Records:
-- Begin --
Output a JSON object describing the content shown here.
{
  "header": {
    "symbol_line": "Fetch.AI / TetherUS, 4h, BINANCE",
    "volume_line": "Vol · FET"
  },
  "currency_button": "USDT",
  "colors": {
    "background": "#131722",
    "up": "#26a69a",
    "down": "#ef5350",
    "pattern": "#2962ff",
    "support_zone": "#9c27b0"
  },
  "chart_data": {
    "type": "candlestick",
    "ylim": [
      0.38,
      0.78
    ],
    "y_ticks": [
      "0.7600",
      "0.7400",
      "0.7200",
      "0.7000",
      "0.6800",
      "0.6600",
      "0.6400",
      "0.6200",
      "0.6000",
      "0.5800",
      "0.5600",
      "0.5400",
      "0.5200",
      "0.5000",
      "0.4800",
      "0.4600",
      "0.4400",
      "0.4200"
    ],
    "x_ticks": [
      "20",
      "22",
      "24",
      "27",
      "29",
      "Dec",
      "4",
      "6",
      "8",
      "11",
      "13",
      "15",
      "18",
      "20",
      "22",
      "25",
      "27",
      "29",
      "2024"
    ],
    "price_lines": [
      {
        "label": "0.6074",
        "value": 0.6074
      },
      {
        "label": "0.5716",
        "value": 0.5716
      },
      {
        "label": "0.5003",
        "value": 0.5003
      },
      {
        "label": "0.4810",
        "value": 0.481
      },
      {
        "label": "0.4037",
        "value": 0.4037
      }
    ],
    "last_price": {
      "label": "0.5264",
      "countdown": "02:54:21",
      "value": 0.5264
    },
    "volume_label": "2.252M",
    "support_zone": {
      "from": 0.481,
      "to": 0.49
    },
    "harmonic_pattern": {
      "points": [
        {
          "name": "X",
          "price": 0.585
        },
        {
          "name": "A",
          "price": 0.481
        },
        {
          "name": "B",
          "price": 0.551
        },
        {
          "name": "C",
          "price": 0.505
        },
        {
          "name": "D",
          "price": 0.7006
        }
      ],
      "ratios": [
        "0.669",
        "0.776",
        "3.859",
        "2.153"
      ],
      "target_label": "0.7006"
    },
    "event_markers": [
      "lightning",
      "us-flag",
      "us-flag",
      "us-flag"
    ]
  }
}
-- End --
WHAT TO PRODUCE:
Go through the records and print each one exactly.

TASK OUTPUT:
Output a JSON object describing the content shown here.
{
  "header": {
    "symbol_line": "Fetch.AI / TetherUS, 4h, BINANCE",
    "volume_line": "Vol · FET"
  },
  "currency_button": "USDT",
  "colors": {
    "background": "#131722",
    "up": "#26a69a",
    "down": "#ef5350",
    "pattern": "#2962ff",
    "support_zone": "#9c27b0"
  },
  "chart_data": {
    "type": "candlestick",
    "ylim": [
      0.38,
      0.78
    ],
    "y_ticks": [
      "0.7600",
      "0.7400",
      "0.7200",
      "0.7000",
      "0.6800",
      "0.6600",
      "0.6400",
      "0.6200",
      "0.6000",
      "0.5800",
      "0.5600",
      "0.5400",
      "0.5200",
      "0.5000",
      "0.4800",
      "0.4600",
      "0.4400",
      "0.4200"
    ],
    "x_ticks": [
      "20",
      "22",
      "24",
      "27",
      "29",
      "Dec",
      "4",
      "6",
      "8",
      "11",
      "13",
      "15",
      "18",
      "20",
      "22",
      "25",
      "27",
      "29",
      "2024"
    ],
    "price_lines": [
      {
        "label": "0.6074",
        "value": 0.6074
      },
      {
        "label": "0.5716",
        "value": 0.5716
      },
      {
        "label": "0.5003",
        "value": 0.5003
      },
      {
        "label": "0.4810",
        "value": 0.481
      },
      {
        "label": "0.4037",
        "value": 0.4037
      }
    ],
    "last_price": {
      "label": "0.5264",
      "countdown": "02:54:21",
      "value": 0.5264
    },
    "volume_label": "2.252M",
    "support_zone": {
      "from": 0.481,
      "to": 0.49
    },
    "harmonic_pattern": {
      "points": [
        {
          "name": "X",
          "price": 0.585
        },
        {
          "name": "A",
          "price": 0.481
        },
        {
          "name": "B",
          "price": 0.551
        },
        {
          "name": "C",
          "price": 0.505
        },
        {
          "name": "D",
          "price": 0.7006
        }
      ],
      "ratios": [
        "0.669",
        "0.776",
        "3.859",
        "2.153"
      ],
      "target_label": "0.7006"
    },
    "event_markers": [
      "lightning",
      "us-flag",
      "us-flag",
      "us-flag"
    ]
  }
}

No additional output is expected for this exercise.